START

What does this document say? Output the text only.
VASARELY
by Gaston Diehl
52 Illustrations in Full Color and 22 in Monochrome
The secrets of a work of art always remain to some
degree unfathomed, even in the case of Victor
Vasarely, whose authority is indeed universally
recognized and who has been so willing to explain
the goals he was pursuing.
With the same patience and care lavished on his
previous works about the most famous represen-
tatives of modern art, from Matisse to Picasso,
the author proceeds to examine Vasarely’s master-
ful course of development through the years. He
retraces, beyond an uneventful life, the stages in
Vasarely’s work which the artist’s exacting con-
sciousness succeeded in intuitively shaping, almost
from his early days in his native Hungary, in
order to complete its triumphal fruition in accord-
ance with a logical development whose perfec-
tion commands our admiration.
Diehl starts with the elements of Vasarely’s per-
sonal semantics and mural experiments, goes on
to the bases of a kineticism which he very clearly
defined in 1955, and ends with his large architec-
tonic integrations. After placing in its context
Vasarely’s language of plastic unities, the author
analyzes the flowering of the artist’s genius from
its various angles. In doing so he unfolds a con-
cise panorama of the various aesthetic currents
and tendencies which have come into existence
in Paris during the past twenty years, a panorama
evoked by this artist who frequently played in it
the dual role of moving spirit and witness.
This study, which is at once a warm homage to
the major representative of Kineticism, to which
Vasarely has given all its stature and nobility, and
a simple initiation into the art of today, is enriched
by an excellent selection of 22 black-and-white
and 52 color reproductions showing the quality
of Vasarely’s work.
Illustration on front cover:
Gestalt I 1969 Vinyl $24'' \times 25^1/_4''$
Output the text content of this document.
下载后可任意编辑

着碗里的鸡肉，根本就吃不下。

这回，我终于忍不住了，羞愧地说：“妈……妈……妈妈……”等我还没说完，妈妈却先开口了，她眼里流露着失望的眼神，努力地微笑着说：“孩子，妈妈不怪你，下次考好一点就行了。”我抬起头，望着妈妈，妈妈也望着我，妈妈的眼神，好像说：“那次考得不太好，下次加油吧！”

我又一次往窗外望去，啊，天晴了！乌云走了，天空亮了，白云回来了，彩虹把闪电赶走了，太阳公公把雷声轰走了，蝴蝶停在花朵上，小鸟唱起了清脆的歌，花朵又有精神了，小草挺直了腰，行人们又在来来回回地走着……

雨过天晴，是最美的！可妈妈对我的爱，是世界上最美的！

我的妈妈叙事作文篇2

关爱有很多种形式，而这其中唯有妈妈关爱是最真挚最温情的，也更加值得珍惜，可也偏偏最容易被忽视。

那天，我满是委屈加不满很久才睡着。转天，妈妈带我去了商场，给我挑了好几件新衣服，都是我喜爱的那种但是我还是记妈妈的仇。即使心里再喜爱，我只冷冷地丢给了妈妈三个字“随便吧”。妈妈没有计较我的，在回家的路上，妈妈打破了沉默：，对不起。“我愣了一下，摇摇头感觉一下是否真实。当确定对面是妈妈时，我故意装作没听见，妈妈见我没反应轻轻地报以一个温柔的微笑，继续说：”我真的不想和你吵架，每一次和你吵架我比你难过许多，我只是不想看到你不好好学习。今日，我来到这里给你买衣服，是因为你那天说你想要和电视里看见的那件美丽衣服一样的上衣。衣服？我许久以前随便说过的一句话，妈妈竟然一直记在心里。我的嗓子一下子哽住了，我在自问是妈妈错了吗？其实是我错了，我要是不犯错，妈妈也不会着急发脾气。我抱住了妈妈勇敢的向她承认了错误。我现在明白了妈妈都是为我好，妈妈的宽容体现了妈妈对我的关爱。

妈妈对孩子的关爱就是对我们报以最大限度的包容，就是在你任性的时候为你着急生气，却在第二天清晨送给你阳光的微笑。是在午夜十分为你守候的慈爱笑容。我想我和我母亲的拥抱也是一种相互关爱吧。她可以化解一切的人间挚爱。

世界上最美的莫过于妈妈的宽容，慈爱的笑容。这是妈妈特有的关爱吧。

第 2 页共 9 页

END

*EXERCISE BRIEF:* Report the number of lines in the listing above that include the word "which", and nothing else.

*WRITTEN SOLUTION:* 5